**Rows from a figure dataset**
=====
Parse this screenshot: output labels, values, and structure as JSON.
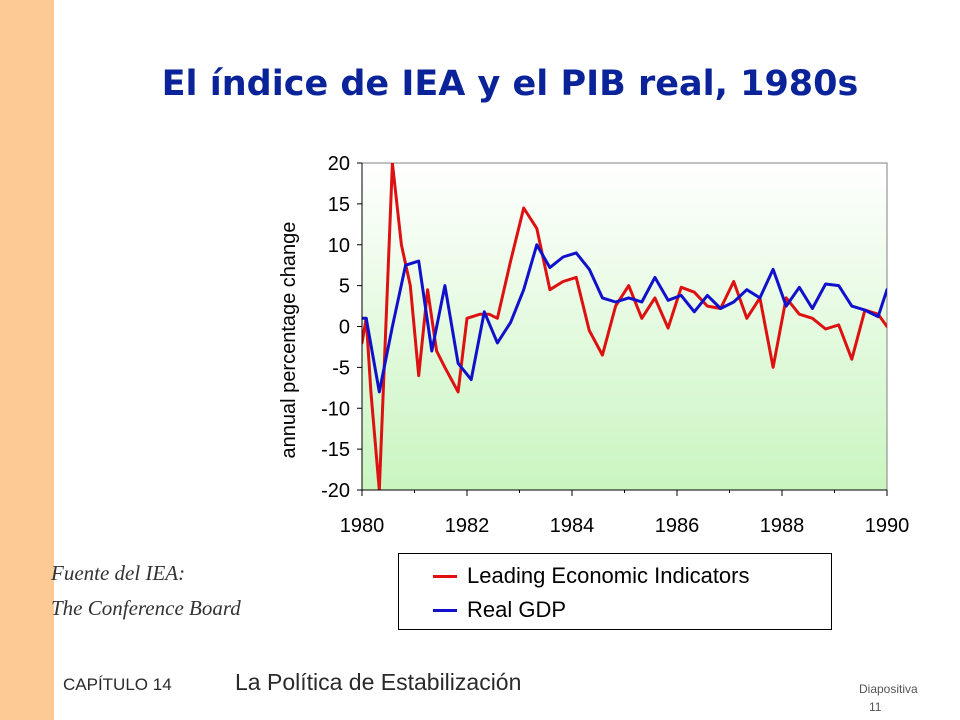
{
  "slide": {
    "title": "El índice de IEA y el PIB real, 1980s",
    "source_line1": "Fuente del IEA:",
    "source_line2": "The Conference Board",
    "footer_chapter": "CAPÍTULO 14",
    "footer_title": "La Política de Estabilización",
    "slide_label": "Diapositiva",
    "slide_number": "11"
  },
  "colors": {
    "sidebar": "#fdc994",
    "title": "#0a2399",
    "series_lei": "#dd1111",
    "series_gdp": "#1111cc",
    "plot_bg_top": "#ffffff",
    "plot_bg_bottom": "#c9f5c0"
  },
  "chart_data": {
    "type": "line",
    "title": "",
    "xlabel": "",
    "ylabel": "annual percentage change",
    "xlim": [
      1980,
      1990
    ],
    "ylim": [
      -20,
      20
    ],
    "x_ticks": [
      1980,
      1982,
      1984,
      1986,
      1988,
      1990
    ],
    "y_ticks": [
      20,
      15,
      10,
      5,
      0,
      -5,
      -10,
      -15,
      -20
    ],
    "grid": false,
    "legend_position": "bottom",
    "series": [
      {
        "name": "Leading Economic Indicators",
        "color": "#dd1111",
        "x": [
          1980.0,
          1980.08,
          1980.17,
          1980.33,
          1980.58,
          1980.75,
          1980.92,
          1981.08,
          1981.25,
          1981.42,
          1981.58,
          1981.83,
          1982.0,
          1982.25,
          1982.42,
          1982.58,
          1982.83,
          1983.08,
          1983.33,
          1983.58,
          1983.83,
          1984.08,
          1984.33,
          1984.58,
          1984.83,
          1985.08,
          1985.33,
          1985.58,
          1985.83,
          1986.08,
          1986.33,
          1986.58,
          1986.83,
          1987.08,
          1987.33,
          1987.58,
          1987.83,
          1988.08,
          1988.33,
          1988.58,
          1988.83,
          1989.08,
          1989.33,
          1989.58,
          1989.83,
          1990.0
        ],
        "values": [
          -2.0,
          1.0,
          -8.0,
          -20.0,
          20.0,
          10.0,
          5.0,
          -6.0,
          4.5,
          -3.0,
          -5.0,
          -8.0,
          1.0,
          1.5,
          1.5,
          1.0,
          8.0,
          14.5,
          12.0,
          4.5,
          5.5,
          6.0,
          -0.5,
          -3.5,
          2.5,
          5.0,
          1.0,
          3.5,
          -0.2,
          4.8,
          4.2,
          2.5,
          2.2,
          5.5,
          1.0,
          3.5,
          -5.0,
          3.5,
          1.5,
          1.0,
          -0.3,
          0.2,
          -4.0,
          2.0,
          1.5,
          0.0
        ]
      },
      {
        "name": "Real GDP",
        "color": "#1111cc",
        "x": [
          1980.0,
          1980.08,
          1980.33,
          1980.58,
          1980.83,
          1981.08,
          1981.33,
          1981.58,
          1981.83,
          1982.08,
          1982.33,
          1982.58,
          1982.83,
          1983.08,
          1983.33,
          1983.58,
          1983.83,
          1984.08,
          1984.33,
          1984.58,
          1984.83,
          1985.08,
          1985.33,
          1985.58,
          1985.83,
          1986.08,
          1986.33,
          1986.58,
          1986.83,
          1987.08,
          1987.33,
          1987.58,
          1987.83,
          1988.08,
          1988.33,
          1988.58,
          1988.83,
          1989.08,
          1989.33,
          1989.58,
          1989.83,
          1990.0
        ],
        "values": [
          1.0,
          1.0,
          -8.0,
          0.0,
          7.5,
          8.0,
          -3.0,
          5.0,
          -4.5,
          -6.5,
          1.8,
          -2.0,
          0.5,
          4.5,
          10.0,
          7.2,
          8.5,
          9.0,
          7.0,
          3.5,
          3.0,
          3.5,
          3.0,
          6.0,
          3.2,
          3.8,
          1.8,
          3.8,
          2.2,
          3.0,
          4.5,
          3.5,
          7.0,
          2.5,
          4.8,
          2.2,
          5.2,
          5.0,
          2.5,
          2.0,
          1.2,
          4.5
        ]
      }
    ]
  }
}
=====
**EXERCISE PROMPT**
Count the lines of the data that include the string "name", and give only that number.

**ANSWER TO THIS PROBLEM**
2